** WHAT IS NEEDED **
Select from the data all lines with the word "required".

---------- ENTRIES

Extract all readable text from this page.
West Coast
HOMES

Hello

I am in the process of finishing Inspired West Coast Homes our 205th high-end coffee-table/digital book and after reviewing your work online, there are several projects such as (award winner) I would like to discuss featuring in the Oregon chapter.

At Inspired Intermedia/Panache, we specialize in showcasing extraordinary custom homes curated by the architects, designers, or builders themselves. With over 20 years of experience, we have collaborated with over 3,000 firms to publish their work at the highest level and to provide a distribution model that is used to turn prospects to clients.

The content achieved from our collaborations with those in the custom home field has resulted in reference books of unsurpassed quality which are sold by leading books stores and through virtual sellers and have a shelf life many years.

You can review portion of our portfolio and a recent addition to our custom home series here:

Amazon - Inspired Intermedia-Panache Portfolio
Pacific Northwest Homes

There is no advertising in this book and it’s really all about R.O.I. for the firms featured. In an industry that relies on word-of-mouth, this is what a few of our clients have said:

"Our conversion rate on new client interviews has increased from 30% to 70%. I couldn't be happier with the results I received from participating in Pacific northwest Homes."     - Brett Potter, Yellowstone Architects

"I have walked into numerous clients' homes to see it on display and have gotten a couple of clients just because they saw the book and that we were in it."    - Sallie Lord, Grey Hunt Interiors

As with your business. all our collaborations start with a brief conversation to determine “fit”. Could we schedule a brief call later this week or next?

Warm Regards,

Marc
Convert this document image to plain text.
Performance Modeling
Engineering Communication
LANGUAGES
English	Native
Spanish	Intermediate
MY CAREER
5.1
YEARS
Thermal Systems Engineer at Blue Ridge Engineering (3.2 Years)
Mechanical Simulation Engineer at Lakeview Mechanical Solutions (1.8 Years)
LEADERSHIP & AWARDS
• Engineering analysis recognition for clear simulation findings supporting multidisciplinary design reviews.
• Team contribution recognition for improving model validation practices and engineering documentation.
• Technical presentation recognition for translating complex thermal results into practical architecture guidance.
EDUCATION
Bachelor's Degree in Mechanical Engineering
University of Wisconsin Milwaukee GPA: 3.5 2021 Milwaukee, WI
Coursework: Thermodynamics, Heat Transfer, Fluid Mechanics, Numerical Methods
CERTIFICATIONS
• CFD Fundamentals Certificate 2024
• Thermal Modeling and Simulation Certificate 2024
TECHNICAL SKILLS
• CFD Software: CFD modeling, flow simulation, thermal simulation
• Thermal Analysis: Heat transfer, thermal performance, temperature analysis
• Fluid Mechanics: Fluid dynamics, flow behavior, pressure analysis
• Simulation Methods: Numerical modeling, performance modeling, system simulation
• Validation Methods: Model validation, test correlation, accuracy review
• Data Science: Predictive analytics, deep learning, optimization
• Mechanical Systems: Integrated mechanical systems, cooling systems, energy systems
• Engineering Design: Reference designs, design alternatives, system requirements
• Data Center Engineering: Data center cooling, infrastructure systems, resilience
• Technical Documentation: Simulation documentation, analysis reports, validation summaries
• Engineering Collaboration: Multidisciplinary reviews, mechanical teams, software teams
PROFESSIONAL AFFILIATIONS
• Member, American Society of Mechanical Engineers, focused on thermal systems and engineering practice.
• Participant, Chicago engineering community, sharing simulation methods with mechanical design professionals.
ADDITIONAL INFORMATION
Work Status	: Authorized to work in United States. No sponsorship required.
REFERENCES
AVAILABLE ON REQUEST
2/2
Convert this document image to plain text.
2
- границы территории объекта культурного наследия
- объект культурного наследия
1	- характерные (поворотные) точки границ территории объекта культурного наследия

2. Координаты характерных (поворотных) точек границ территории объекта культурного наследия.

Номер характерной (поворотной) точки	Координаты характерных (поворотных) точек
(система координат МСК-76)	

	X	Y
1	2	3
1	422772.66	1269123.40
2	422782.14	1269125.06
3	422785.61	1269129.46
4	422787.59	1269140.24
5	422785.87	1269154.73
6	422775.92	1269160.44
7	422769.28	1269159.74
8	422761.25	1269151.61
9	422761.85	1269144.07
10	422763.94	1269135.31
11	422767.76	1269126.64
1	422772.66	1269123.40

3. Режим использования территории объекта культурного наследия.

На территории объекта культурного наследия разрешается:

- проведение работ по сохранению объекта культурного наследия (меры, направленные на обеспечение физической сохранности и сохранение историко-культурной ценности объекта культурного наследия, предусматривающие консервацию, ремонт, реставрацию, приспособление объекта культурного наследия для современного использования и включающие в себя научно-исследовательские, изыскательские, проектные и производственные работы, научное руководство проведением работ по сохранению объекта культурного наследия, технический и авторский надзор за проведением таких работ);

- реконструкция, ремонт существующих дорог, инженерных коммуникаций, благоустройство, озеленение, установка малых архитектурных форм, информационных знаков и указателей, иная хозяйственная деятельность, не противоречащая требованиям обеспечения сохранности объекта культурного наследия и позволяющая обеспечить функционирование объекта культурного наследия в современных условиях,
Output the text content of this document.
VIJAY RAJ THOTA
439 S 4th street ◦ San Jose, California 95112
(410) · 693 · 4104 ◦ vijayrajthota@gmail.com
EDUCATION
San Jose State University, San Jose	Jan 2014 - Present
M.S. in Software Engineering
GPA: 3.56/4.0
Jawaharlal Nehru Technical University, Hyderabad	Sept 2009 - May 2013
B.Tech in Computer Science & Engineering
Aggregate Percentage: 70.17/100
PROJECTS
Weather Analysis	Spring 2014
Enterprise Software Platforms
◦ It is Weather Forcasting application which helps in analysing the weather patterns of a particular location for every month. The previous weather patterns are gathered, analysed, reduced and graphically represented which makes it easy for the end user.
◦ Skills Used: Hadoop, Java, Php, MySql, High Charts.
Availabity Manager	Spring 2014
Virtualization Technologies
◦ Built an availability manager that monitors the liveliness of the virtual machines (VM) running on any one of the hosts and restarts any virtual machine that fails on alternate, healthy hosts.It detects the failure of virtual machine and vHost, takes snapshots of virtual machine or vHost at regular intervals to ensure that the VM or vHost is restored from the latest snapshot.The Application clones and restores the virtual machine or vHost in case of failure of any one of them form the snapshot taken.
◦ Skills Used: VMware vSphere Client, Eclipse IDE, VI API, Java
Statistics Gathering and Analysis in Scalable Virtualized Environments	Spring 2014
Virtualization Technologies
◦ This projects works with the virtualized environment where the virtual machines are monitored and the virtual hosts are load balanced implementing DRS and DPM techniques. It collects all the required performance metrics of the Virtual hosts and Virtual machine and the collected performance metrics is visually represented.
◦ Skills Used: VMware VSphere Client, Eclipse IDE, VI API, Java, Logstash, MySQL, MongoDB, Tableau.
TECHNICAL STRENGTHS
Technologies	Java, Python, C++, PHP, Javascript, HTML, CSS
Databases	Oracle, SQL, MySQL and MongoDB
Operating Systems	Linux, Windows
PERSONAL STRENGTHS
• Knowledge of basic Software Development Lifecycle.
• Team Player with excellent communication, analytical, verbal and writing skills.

--------------------

** TASK SOLUTION **
Work Status	: Authorized to work in United States. No sponsorship required.
◦ This projects works with the virtualized environment where the virtual machines are monitored and the virtual hosts are load balanced implementing DRS and DPM techniques. It collects all the required performance metrics of the Virtual hosts and Virtual machine and the collected performance metrics is visually represented.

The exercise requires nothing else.